[Extracted data entries]
##############################

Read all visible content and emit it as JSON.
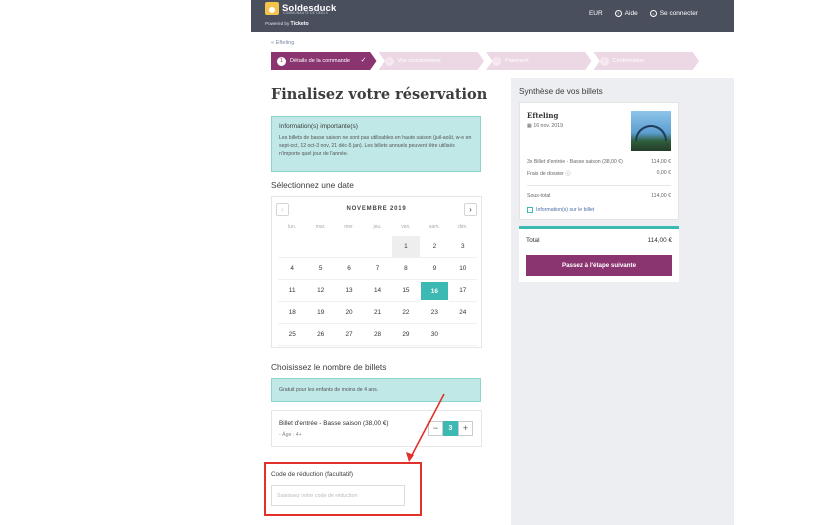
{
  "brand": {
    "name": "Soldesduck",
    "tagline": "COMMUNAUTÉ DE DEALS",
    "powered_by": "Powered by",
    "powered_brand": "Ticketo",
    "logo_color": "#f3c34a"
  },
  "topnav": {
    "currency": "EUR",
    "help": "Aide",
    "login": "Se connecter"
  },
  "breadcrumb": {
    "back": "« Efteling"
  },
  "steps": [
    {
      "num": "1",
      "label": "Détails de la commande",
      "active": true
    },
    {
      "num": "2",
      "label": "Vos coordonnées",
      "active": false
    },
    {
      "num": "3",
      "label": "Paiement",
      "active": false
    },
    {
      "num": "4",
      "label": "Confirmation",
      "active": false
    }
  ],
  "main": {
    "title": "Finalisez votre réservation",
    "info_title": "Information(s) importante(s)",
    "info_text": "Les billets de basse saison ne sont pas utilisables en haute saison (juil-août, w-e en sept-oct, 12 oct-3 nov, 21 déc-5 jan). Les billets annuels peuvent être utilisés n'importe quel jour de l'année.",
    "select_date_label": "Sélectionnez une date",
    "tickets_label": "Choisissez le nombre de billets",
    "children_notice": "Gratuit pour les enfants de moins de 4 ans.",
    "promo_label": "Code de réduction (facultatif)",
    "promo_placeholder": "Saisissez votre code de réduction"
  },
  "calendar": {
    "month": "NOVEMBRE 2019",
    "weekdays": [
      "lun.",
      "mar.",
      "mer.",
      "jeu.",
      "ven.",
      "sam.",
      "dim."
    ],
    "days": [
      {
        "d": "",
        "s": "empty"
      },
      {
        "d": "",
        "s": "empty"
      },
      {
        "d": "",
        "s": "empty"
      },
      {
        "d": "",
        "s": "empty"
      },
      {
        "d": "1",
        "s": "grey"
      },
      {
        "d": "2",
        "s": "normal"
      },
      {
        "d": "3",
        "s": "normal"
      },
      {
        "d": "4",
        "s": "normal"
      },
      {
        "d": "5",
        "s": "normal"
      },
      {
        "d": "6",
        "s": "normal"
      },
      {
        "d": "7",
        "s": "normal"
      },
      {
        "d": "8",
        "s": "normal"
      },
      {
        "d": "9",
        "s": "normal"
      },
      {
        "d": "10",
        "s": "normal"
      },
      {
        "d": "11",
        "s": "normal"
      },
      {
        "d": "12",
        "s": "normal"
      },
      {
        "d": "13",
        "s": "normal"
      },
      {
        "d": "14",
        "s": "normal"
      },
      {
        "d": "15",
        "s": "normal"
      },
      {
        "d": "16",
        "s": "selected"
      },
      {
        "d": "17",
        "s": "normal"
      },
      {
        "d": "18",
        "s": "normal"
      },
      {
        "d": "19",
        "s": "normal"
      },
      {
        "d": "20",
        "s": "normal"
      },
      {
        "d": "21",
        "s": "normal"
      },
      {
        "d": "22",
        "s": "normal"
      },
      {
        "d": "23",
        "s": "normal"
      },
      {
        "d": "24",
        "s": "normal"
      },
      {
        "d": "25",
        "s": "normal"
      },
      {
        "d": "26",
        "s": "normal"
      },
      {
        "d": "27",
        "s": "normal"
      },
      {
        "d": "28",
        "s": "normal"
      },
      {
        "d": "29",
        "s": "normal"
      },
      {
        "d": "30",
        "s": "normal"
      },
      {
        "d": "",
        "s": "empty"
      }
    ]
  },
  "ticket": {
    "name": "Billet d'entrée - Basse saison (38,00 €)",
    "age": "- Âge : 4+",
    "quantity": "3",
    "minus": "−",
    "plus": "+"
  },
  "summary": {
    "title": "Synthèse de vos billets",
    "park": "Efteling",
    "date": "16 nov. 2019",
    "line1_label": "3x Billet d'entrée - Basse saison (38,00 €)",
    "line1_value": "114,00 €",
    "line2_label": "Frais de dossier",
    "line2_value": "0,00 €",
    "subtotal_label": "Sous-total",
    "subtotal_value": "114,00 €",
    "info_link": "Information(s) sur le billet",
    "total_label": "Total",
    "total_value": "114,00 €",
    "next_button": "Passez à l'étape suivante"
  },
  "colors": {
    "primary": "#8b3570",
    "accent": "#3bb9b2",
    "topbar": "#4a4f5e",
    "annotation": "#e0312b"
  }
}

##############################

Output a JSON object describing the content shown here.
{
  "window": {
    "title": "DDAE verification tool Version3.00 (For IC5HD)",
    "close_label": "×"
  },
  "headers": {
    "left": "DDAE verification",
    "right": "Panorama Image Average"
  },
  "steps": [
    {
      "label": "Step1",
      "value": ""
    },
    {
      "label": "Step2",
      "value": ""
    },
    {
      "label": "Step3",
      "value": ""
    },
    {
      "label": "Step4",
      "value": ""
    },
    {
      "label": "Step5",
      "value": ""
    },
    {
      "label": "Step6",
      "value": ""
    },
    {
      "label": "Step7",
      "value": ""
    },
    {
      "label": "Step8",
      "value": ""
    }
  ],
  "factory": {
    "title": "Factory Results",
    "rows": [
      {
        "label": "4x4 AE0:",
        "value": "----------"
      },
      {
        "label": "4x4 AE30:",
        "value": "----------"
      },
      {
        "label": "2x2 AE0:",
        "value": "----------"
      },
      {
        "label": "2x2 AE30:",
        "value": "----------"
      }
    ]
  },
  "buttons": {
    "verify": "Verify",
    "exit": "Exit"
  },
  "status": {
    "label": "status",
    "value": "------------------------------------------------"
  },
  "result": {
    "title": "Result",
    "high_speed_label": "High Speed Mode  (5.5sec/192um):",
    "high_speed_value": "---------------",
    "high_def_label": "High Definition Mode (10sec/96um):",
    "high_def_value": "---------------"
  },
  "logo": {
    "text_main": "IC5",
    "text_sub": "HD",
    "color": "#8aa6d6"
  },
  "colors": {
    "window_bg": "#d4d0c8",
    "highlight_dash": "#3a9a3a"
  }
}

##############################

* _Written task_
Give only the number of lines in the entries above that hold the string "DDAE".

* _Correct result_
2